Aim: All lines holding the string "color" are to be shown.

Records to use:
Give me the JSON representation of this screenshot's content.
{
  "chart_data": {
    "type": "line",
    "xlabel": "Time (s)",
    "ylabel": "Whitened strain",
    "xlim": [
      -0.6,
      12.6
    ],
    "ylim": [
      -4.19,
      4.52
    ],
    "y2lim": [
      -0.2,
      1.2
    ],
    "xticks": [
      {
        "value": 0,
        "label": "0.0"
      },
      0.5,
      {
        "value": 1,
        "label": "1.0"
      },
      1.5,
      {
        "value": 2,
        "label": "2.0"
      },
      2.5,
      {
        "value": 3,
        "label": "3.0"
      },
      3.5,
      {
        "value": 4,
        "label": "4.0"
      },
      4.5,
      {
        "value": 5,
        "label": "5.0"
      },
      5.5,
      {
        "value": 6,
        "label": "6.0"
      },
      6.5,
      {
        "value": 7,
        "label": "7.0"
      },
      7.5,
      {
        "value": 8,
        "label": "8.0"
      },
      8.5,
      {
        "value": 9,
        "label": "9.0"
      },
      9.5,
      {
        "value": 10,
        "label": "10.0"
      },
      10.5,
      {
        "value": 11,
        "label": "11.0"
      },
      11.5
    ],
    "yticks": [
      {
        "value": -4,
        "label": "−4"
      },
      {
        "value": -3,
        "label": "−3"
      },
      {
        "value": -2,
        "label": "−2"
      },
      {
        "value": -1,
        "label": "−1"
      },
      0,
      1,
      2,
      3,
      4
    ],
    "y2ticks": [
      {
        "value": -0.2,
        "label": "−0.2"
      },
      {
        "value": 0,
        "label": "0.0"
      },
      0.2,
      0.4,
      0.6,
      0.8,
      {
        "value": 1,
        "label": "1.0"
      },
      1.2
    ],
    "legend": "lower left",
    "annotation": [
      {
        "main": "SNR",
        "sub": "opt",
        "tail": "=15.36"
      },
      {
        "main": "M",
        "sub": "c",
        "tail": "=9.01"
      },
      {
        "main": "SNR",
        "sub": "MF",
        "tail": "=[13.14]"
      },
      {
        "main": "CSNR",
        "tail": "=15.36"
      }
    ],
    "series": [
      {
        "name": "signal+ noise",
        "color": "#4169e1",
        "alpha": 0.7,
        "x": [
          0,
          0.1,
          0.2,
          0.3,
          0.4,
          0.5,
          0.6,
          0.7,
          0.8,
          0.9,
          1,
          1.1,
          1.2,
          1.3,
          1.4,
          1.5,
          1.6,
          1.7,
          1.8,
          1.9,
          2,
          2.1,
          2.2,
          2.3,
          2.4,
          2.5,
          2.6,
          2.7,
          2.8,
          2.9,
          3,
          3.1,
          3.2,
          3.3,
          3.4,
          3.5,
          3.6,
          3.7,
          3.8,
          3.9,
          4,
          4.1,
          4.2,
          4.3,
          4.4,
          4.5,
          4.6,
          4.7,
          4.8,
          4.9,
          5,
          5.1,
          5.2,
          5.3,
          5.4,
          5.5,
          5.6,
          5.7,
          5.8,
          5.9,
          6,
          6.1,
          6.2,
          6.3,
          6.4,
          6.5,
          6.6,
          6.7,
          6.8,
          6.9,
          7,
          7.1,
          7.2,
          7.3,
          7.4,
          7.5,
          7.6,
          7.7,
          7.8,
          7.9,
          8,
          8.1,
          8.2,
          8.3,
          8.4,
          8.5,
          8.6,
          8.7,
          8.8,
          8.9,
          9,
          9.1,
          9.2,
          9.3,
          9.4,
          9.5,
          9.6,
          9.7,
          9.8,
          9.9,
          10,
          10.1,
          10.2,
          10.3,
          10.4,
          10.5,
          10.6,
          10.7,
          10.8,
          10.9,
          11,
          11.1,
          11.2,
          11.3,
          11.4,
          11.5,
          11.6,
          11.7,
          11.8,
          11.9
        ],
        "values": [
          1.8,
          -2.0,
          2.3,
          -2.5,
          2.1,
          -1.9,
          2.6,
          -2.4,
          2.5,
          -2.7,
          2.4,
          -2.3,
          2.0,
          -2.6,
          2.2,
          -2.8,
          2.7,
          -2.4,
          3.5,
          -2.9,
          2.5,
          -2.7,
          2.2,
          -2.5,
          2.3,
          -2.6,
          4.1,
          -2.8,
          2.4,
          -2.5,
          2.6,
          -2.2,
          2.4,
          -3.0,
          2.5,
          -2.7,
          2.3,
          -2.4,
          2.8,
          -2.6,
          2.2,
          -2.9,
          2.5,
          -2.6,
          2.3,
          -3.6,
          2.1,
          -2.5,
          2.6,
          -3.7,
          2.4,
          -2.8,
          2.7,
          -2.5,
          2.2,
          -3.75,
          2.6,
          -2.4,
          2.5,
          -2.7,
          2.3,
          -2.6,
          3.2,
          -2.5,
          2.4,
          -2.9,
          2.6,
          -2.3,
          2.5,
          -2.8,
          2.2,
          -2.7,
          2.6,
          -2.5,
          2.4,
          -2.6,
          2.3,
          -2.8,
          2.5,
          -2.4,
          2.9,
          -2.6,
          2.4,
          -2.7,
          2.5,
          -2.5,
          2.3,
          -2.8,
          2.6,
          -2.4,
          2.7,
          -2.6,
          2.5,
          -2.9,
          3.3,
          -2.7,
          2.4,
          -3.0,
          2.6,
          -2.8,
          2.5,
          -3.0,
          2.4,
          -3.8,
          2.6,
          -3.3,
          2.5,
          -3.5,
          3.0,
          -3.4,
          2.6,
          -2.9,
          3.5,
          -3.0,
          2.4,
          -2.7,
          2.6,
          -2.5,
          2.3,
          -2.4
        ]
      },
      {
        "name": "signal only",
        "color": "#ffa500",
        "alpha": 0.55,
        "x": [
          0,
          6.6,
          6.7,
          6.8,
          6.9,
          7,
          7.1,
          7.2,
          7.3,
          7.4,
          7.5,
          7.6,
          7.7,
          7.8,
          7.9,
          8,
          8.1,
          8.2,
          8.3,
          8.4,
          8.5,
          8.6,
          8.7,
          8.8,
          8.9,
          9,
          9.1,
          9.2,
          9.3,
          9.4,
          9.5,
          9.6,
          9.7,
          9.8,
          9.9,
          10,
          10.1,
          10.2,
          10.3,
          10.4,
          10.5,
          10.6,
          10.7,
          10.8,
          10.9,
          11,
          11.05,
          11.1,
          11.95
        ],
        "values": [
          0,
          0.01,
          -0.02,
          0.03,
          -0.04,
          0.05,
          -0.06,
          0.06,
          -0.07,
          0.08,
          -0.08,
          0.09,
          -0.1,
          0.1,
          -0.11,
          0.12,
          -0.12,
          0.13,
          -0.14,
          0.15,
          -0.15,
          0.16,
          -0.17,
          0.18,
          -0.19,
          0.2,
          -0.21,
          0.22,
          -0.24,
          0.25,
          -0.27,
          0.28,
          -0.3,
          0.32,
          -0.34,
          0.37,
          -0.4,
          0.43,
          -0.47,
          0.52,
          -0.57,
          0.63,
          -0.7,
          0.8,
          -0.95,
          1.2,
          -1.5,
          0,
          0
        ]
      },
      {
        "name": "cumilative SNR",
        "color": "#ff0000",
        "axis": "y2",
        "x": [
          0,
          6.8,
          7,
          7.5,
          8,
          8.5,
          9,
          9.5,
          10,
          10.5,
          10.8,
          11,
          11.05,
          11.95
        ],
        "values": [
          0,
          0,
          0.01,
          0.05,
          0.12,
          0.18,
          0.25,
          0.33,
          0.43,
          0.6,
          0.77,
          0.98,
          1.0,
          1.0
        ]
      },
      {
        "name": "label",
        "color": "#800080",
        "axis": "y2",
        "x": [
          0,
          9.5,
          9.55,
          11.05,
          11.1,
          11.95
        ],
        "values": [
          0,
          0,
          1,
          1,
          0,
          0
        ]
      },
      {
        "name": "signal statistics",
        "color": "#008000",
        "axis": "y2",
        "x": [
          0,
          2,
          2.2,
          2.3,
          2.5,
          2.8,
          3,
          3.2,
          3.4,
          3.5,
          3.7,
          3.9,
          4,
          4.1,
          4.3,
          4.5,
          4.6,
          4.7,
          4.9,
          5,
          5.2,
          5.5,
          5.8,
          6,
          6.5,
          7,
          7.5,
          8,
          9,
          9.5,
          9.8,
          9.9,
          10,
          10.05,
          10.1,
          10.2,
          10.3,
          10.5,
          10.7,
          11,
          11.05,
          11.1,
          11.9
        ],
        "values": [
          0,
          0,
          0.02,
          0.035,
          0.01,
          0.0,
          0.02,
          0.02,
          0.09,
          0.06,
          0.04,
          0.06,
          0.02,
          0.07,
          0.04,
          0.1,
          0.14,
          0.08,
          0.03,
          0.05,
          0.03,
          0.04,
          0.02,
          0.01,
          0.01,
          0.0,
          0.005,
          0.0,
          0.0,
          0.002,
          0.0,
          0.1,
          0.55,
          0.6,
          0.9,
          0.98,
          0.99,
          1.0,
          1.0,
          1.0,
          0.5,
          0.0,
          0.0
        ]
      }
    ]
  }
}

Answer to the task:
        "color": "#4169e1",
        "color": "#ffa500",
        "color": "#ff0000",
        "color": "#800080",
        "color": "#008000",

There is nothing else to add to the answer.